#### Source document ####

Aaron A Reed

BEST TABLETOP GAME DESIGNERS OF ALL TIME
BEST TABLETOP GAME DESIGNERS OF ALL TIME

(19/41: 2018) AARON A. REED

— The Blueprints Nobody Borrowed

Score: 19 points (2018) | Invention: 6 | Architecture: 6 | Mastery: 5 | Adjustments: +2
Key Works: Score: 19 points (2018) | Invention: 6 | Architecture: 6 | Mastery: 5 | Adjustments: +2 Key Works: Archives of the Sky (2018), Downcrawl (2017/2024), Skycrawl (2020) Design Signature: Procedural text as creative engine—juxtaposing unexpected words to generate worlds that surprise even their creators

The Dissertation That Became a Game

Reed’s path to tabletop design runs through interactive fiction, computational linguistics, and social simulation. His early work—Blue Lacuna (2009), a massive parser-based interactive novel, and Prom Week (2012), a social dynamics game co-developed at the Expressive Intelligence Studio—established his core conviction: that juxtaposing unexpected textual elements produces more imaginative results than pre-authored content. He discovered indie RPGs around 2008, when he won a copy of Ben Lehman’s Polaris as a prize and was, in his words, “blown away.” He studied these games analytically rather than learning through community osmosis.

Archives of the Sky emerged from a specific research question: can a GM-less game allow players to be simultaneously immersed in character and thinking about narrative structure? Games like Microscope achieved coherence by removing character attachment entirely. Games preserving character immersion often produced incoherent narratives without a facilitator. Reed’s proposed solution was the Epic/Intimate role system—rotating meta-narrative positions that formalize both modes of engagement simultaneously, requiring players to maintain cosmic grandeur and personal emotional detail at once.

#### Dataset excerpts ####

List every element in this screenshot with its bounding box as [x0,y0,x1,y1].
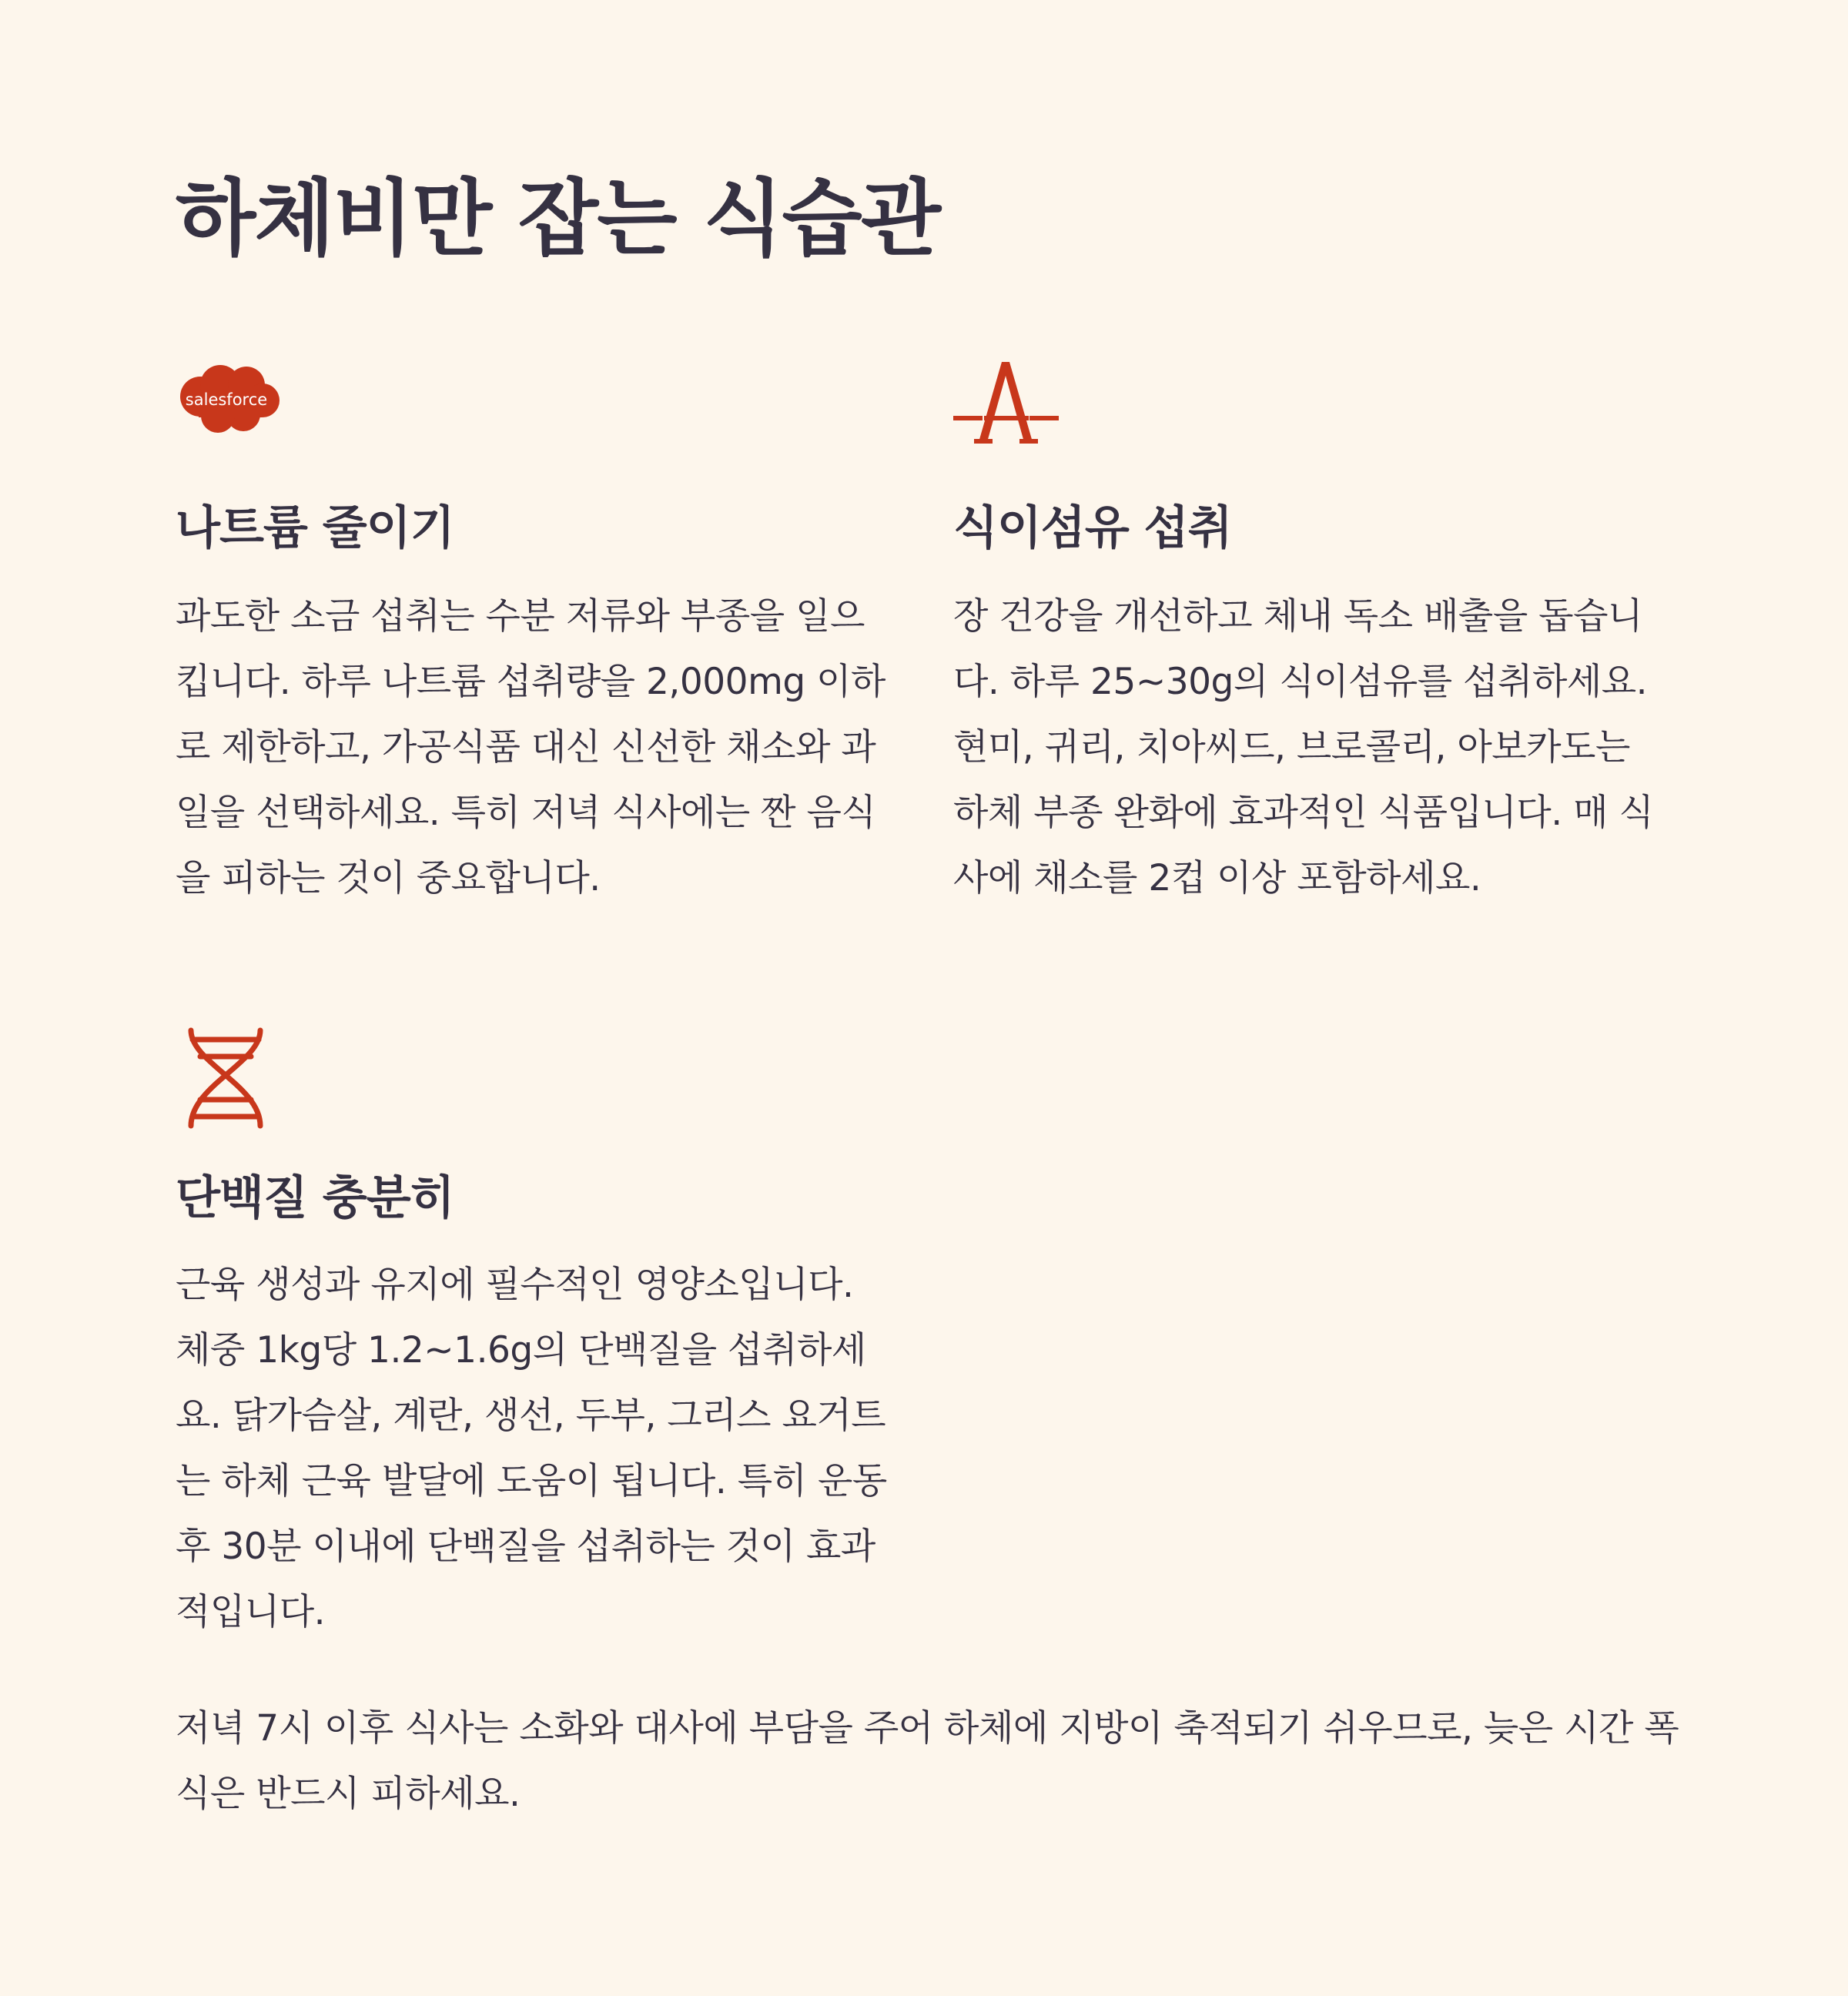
page-title: 하체비만 잡는 식습관 [176,171,940,267]
card-title: 식이섬유 섭취 [953,501,1232,555]
svg-text:salesforce: salesforce [185,390,268,409]
footer-note: 저녁 7시 이후 식사는 소화와 대사에 부담을 주어 하체에 지방이 축적되기 쉬우므로, 늦은 시간 폭식은 반드시 피하세요. [176,1707,1679,1815]
letter-a-icon [953,362,1061,454]
card-title: 단백질 충분히 [176,1171,454,1225]
card-title: 나트륨 줄이기 [176,501,454,555]
card-body: 장 건강을 개선하고 체내 독소 배출을 돕습니다. 하루 25~30g의 식이섬유를 섭취하세요. 현미, 귀리, 치아씨드, 브로콜리, 아보카도는 하체 부종 완화에 효과적인 식품입니다. 매 식사에 채소를 2컵 이상 포함하세요. [953,595,1654,899]
card-body: 과도한 소금 섭취는 수분 저류와 부종을 일으킵니다. 하루 나트륨 섭취량을 2,000mg 이하로 제한하고, 가공식품 대신 신선한 채소와 과일을 선택하세요. 특히 저녁 식사에는 짠 음식을 피하는 것이 중요합니다. [176,595,886,899]
dna-icon [176,1024,283,1117]
salesforce-logo-icon [176,362,283,454]
card-body: 근육 생성과 유지에 필수적인 영양소입니다. 체중 1kg당 1.2~1.6g의 단백질을 섭취하세요. 닭가슴살, 계란, 생선, 두부, 그리스 요거트는 하체 근육 발달에 도움이 됩니다. 특히 운동 후 30분 이내에 단백질을 섭취하는 것이 효과적입니다. [176,1264,887,1633]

####

▸ **Short exercise A**
Reproduce the profile of Aaron A. Reed word for word, starting with "Reed’s path to" and going on through "through community osmosis.".
▸ **Short exercise B**
Resume the profile of tabletop game designer Aaron A. Reed, picking up right after its last sentence.

▸ **Final result A**
Reed’s path to tabletop design runs through interactive fiction, computational linguistics, and social simulation. His early work—Blue Lacuna (2009), a massive parser-based interactive novel, and Prom Week (2012), a social dynamics game co-developed at the Expressive Intelligence Studio—established his core conviction: that juxtaposing unexpected textual elements produces more imaginative results than pre-authored content. He discovered indie RPGs around 2008, when he won a copy of Ben Lehman’s Polaris as a prize and was, in his words, “blown away.” He studied these games analytically rather than learning through community osmosis.

▸ **Final result B**
The game’s most original mechanic is the Trove: a resolution system where players copy single evocative words from science fiction novels they bring to the table, building a deck of index cards unique to each group. When an uncertain event needs resolution, a player draws a card and uses that word as creative inspiration to narrate the outcome. No prior RPG used player-sourced literary vocabulary as a randomizer. No subsequent RPG has adopted it either.


The Infinite Below

While developing Archives, Reed was simultaneously building something entirely different. Downcrawl grew from his personal D&D campaign’s Underdark exploration—a concrete, system-agnostic toolkit for procedural world generation, operating in a completely different design tradition from the abstract story-game lineage of Archives. Where Archives asks what your civilization believes, Downcrawl asks what lies in the next cavern.

The Crawl system’s core innovation is what Reed calls “just-in-time generation.” Approximately eight hundred words spread across twenty-plus tables combine in pairs—”haunted + volcano,” “cruel + glaciers”—and human imagination fills the productive gap between them. Nobody, including the GM, knows what lies ahead. Reed used Python scripts to check for duplicate and synonym words across tens of thousands of permutations during development, bringing computational rigor to analog design in a way that reflects his background more than any other single decision.

Skycrawl (2020) ported the system upward—floating lands instead of underworld caverns—and added Orcery, a wind-alchemy resource system that turned exploration itself into the fuel for continued exploration. Downcrawl’s second edition (2024) expanded the original fifty-nine pages to a hundred and forty, adding the Sliver of Fate engine (an ultra-light resolution system explicitly derived from Evil Hat’s Fate), GM-less and solo play modes, and a full accessory line of card decks and adventure zines. The crowdfunding campaign raised $106,548 from 958 backers—fourteen times his first campaign’s total.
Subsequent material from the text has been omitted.